# Directions
Answer these from the detour article below:
1. How long did the driver from the car behind talk with the writer?
2. How many sons did Jesse have?
3. Why was David left out in the fields?

# Extract
— START —
Faithfulness

Remembering God’s Faithfulness in the Face of a Detour

by Dave Harvey

Traffic stood still. That’s never a good thing when you’re traversing the Pennsylvania Turnpike. After thirty minutes without moving, curiosity began to take over. Drivers turned off their ignitions and shed their seat belts in search of fresh air and accident information. The guy behind me walked forward and a conversation ensued. Over the next three hours, he poured out his story of pain, loss, and disappointment. I shared how Christ answers the deepest longings of the heart. I hope he heard me. Four hours later, traffic began to inch forward. I shifted into drive, marveling at how God fills unexpected detours with kingdom purpose. 

In 2 Samuel 6, we meet David as the prophet Samuel anoints him king. Samuel had asked Jesse, David’s father, to gather his sons. There were eight boys altogether but only seven were invited to the anointing party. David was left out in the fields because Jesse assumed that God would never choose a ruddy shepherd boy. But the truth is that God loves to take the least likely—the least likely people and the least likely moments—and use them to magnify his strength.
— END —
# Data provided
— START —
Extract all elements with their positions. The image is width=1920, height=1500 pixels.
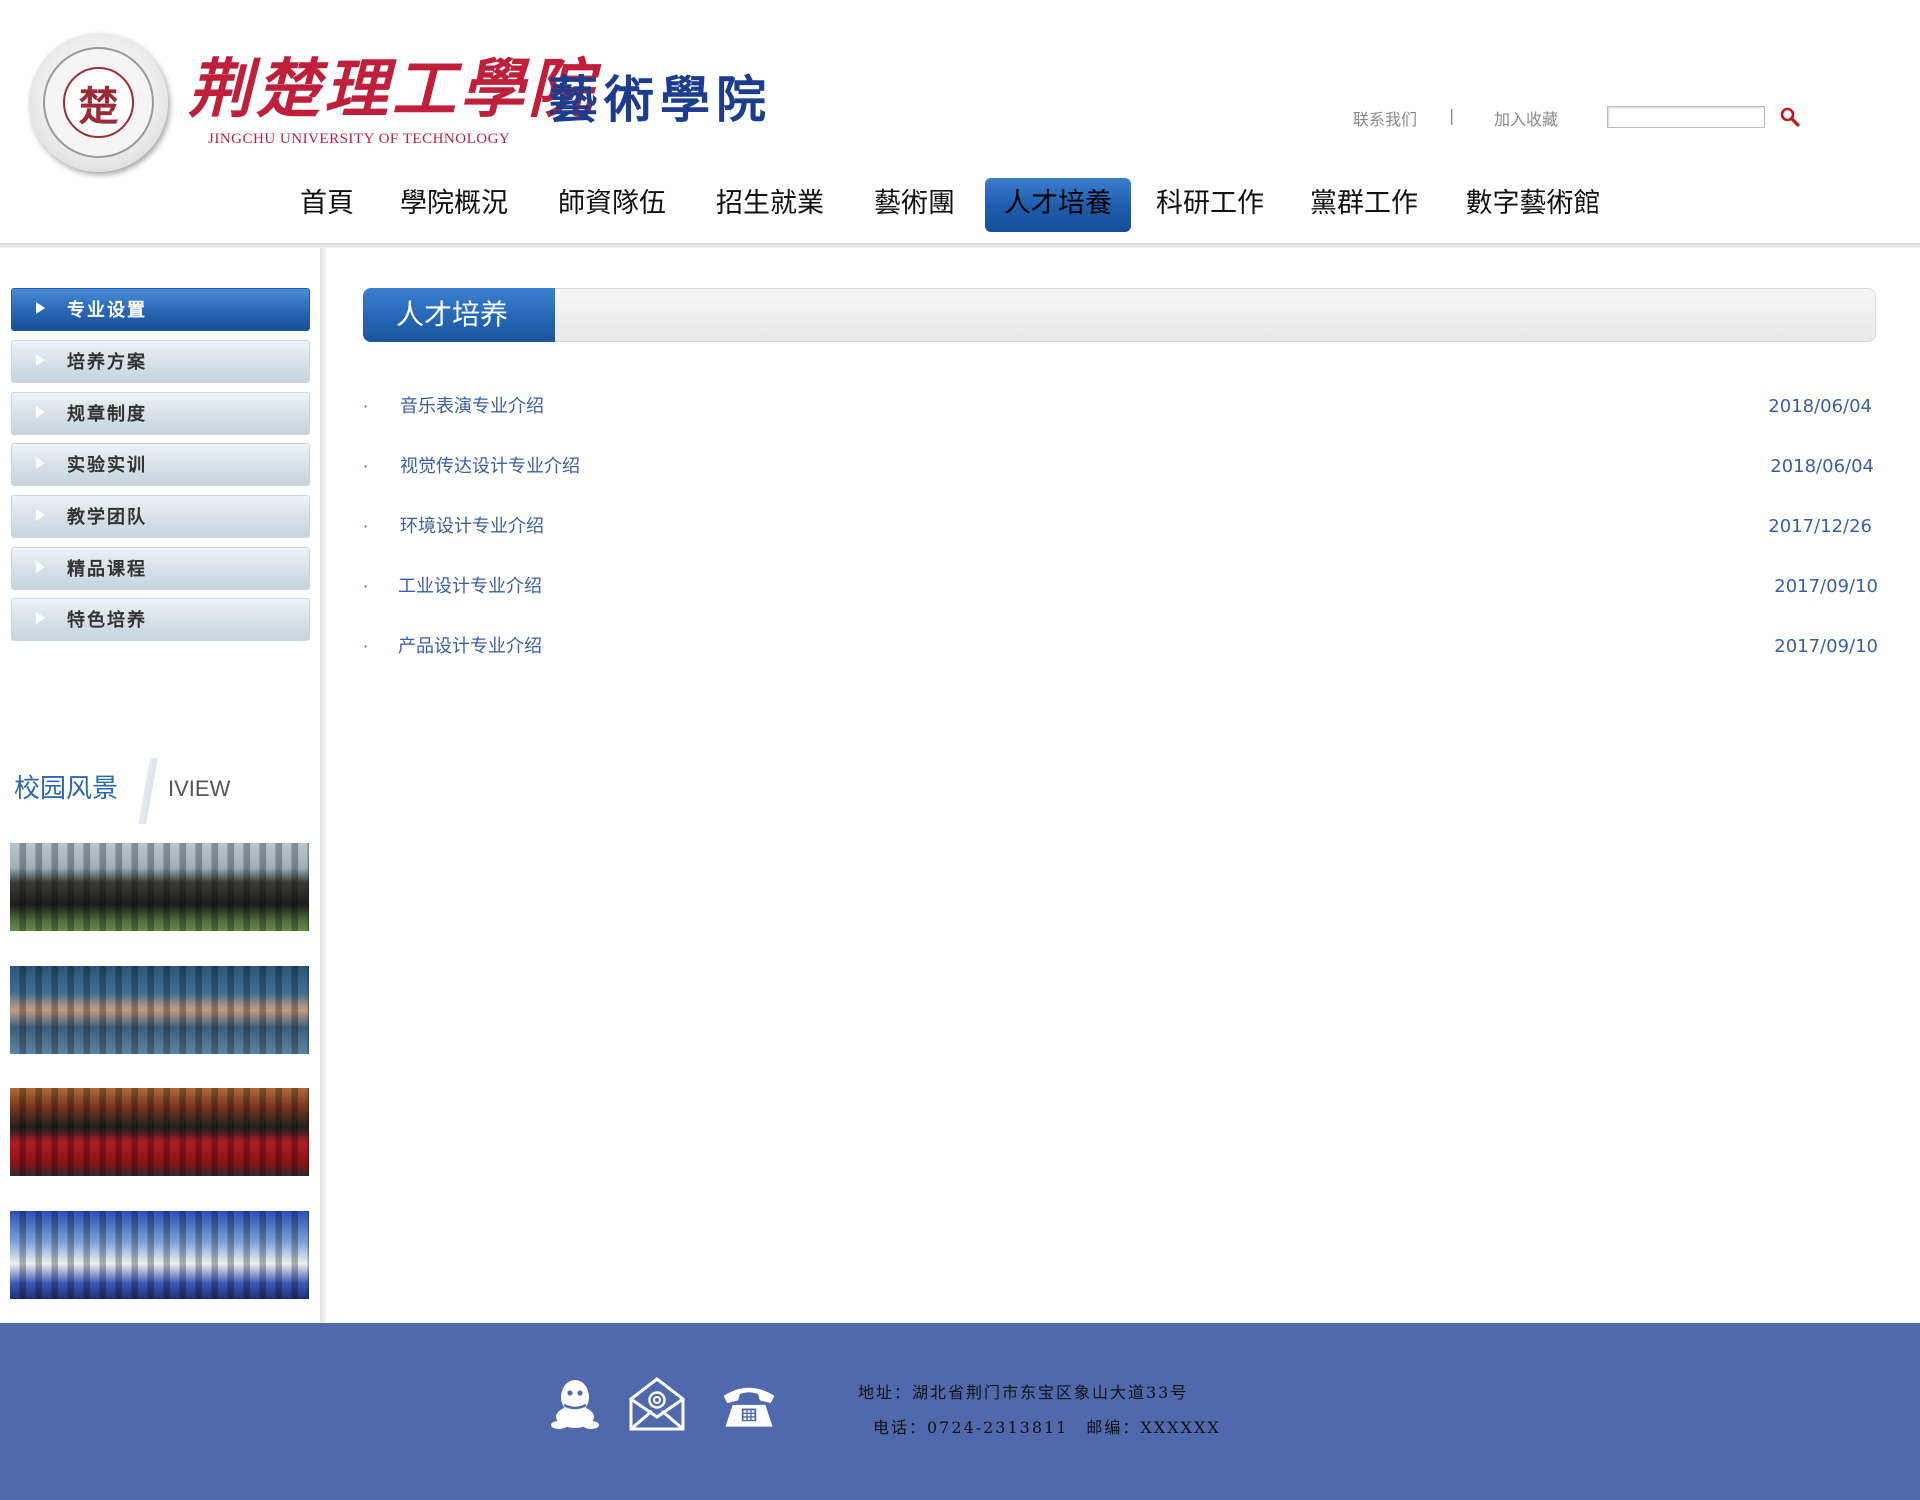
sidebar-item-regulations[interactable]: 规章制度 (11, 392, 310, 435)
— END —
# Written answer
1. Three hours.
2. Eight.
3. Jesse assumed God would never choose a ruddy shepherd boy.